**TASK**
From the records below, give the number of lines that contain the string "дуплетная", without any other text.

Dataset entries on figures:
########
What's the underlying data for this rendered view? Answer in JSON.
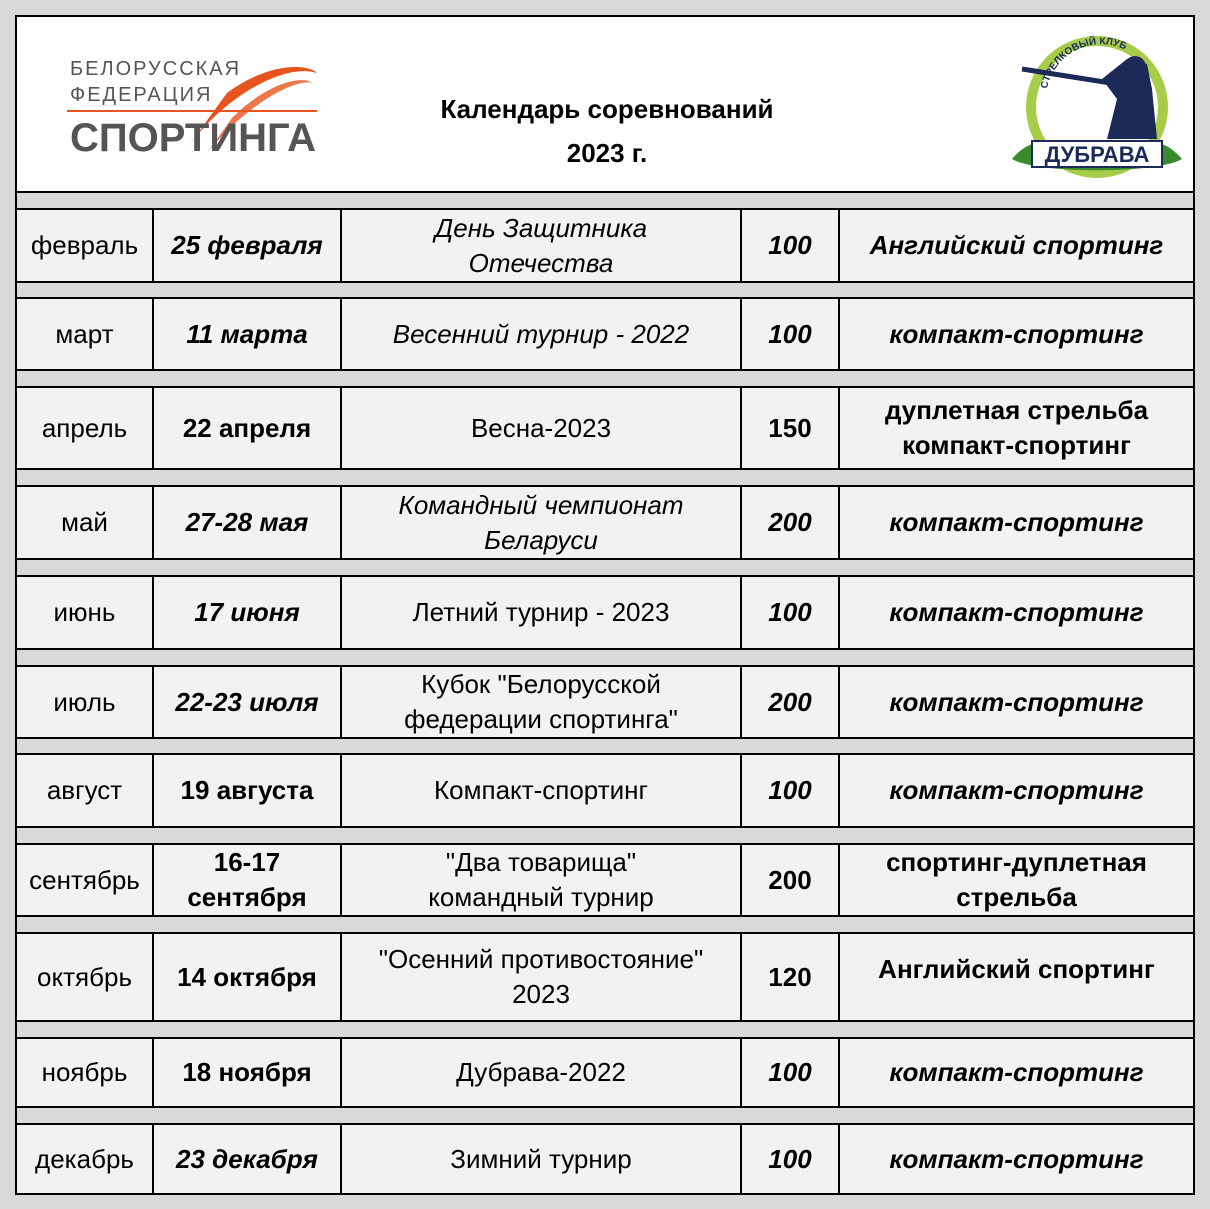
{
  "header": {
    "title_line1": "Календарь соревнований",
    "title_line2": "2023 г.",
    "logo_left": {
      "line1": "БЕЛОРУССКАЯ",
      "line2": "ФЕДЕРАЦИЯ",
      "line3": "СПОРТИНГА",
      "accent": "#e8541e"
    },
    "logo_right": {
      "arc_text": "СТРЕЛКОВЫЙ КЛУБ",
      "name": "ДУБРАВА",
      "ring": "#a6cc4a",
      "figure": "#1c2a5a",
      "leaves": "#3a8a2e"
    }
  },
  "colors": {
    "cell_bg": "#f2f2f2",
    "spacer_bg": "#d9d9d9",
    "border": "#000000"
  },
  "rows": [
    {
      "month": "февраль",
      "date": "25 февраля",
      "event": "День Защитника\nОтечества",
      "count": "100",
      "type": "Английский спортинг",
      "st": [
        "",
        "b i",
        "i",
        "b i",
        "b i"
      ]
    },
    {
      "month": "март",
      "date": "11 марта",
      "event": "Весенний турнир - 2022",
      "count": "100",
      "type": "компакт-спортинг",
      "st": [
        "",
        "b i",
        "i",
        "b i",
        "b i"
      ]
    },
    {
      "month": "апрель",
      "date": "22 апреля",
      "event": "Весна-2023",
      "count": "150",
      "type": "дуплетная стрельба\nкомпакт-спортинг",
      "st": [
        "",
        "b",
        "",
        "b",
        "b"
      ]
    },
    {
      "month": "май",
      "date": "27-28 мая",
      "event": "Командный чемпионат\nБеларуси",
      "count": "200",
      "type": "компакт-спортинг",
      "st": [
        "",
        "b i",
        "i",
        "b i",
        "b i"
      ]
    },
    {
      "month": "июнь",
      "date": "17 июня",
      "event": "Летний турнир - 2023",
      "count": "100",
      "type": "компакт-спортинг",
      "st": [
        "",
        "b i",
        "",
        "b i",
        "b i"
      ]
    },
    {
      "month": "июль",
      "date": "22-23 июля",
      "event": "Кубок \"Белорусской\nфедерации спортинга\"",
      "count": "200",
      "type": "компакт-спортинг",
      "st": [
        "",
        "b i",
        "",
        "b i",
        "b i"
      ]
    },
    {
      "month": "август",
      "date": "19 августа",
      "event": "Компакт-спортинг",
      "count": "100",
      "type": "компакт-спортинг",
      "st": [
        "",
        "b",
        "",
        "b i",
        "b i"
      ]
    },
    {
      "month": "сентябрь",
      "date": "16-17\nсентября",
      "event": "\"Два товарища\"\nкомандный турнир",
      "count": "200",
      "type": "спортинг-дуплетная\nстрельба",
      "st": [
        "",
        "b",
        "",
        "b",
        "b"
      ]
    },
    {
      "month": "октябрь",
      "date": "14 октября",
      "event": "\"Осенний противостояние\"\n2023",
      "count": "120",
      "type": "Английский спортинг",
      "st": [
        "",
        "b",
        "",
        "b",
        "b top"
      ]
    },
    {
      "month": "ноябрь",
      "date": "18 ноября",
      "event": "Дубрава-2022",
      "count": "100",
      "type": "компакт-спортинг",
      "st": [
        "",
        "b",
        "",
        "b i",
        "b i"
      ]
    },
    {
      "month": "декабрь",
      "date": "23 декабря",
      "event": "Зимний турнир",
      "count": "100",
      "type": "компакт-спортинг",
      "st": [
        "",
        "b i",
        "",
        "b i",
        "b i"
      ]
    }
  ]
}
########
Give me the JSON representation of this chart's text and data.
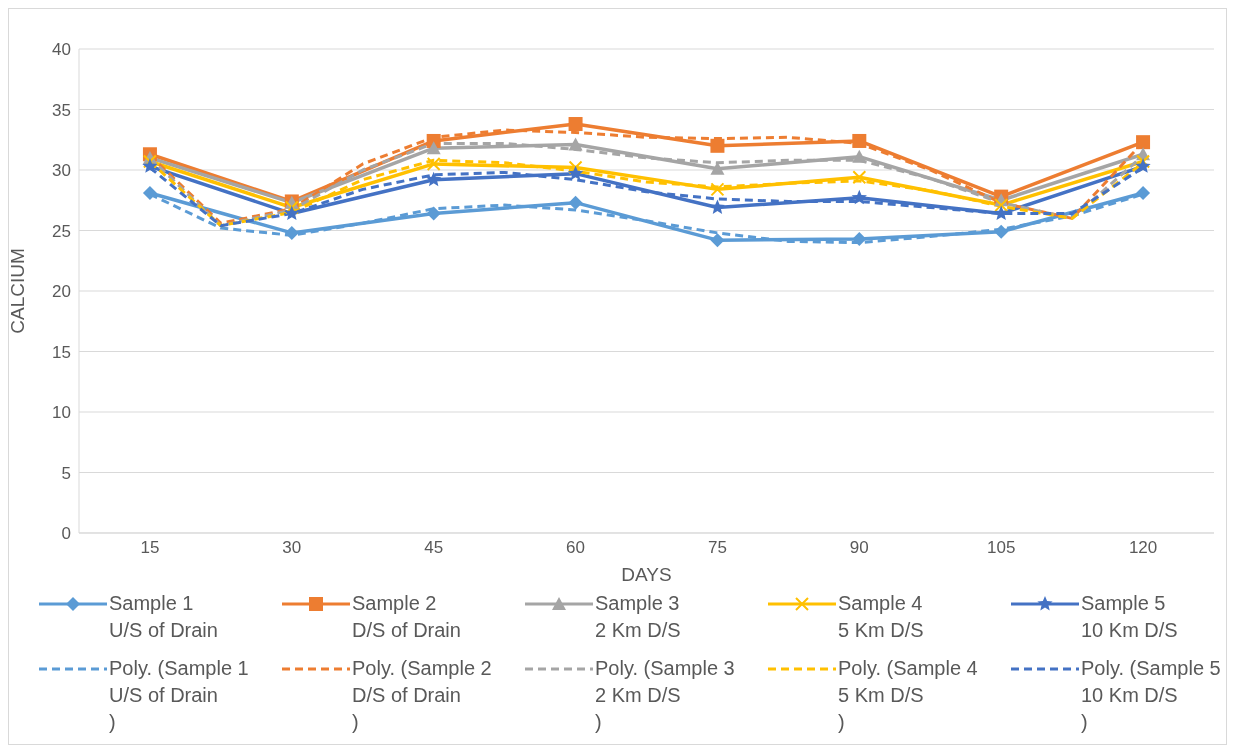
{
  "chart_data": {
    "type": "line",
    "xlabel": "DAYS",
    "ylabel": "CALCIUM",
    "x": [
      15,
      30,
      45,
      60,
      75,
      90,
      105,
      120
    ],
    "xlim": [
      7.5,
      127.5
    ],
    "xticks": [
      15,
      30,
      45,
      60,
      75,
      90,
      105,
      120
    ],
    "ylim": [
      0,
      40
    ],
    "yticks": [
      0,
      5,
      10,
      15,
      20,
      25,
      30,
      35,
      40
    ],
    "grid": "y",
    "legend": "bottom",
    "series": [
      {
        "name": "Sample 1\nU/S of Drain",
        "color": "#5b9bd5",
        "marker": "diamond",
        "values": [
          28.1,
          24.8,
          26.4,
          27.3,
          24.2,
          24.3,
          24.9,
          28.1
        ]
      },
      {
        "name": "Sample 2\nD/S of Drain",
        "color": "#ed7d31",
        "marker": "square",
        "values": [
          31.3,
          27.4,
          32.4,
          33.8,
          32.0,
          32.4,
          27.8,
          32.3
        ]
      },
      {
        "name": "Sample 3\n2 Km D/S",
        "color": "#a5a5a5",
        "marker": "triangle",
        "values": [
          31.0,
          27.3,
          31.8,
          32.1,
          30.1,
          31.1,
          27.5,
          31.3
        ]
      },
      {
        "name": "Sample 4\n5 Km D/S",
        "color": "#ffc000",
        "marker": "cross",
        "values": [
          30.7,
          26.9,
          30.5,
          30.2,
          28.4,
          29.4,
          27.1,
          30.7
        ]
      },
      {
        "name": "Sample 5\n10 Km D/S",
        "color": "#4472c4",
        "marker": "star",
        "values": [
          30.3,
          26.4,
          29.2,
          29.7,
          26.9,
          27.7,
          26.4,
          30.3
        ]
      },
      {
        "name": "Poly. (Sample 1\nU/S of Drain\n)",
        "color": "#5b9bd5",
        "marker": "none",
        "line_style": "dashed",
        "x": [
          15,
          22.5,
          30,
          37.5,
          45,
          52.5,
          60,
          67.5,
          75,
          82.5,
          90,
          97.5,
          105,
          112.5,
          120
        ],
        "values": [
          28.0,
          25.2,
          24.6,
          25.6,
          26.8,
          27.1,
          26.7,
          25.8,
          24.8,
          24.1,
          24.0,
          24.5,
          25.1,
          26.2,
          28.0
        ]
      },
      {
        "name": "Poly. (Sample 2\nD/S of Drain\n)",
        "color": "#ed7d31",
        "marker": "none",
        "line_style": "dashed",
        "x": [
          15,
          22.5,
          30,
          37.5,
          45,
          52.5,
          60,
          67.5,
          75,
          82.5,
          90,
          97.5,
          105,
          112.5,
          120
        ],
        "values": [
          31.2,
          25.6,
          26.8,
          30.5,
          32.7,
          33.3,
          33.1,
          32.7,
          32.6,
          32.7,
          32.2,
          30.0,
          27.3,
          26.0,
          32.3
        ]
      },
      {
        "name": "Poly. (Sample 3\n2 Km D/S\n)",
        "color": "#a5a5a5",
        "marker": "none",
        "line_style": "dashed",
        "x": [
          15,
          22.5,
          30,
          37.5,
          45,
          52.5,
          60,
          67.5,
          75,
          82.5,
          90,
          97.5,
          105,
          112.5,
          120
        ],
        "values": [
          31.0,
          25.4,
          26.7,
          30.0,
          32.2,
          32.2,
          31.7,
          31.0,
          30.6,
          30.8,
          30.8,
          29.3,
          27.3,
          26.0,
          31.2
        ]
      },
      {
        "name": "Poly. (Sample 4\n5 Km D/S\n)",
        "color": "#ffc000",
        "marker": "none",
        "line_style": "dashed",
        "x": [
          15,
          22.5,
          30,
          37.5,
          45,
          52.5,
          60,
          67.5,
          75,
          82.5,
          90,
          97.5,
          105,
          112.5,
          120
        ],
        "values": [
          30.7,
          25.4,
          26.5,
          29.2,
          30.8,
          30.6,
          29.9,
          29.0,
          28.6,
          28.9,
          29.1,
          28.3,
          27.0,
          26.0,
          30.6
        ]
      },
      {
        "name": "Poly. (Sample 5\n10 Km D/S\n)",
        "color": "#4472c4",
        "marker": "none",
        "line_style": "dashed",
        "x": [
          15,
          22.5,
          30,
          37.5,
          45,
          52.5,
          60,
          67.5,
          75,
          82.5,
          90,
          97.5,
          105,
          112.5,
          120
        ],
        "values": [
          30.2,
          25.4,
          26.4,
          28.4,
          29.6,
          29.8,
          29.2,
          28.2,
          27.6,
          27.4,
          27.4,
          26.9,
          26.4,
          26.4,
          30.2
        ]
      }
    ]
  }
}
########
**COMPLETE OUTPUT**
2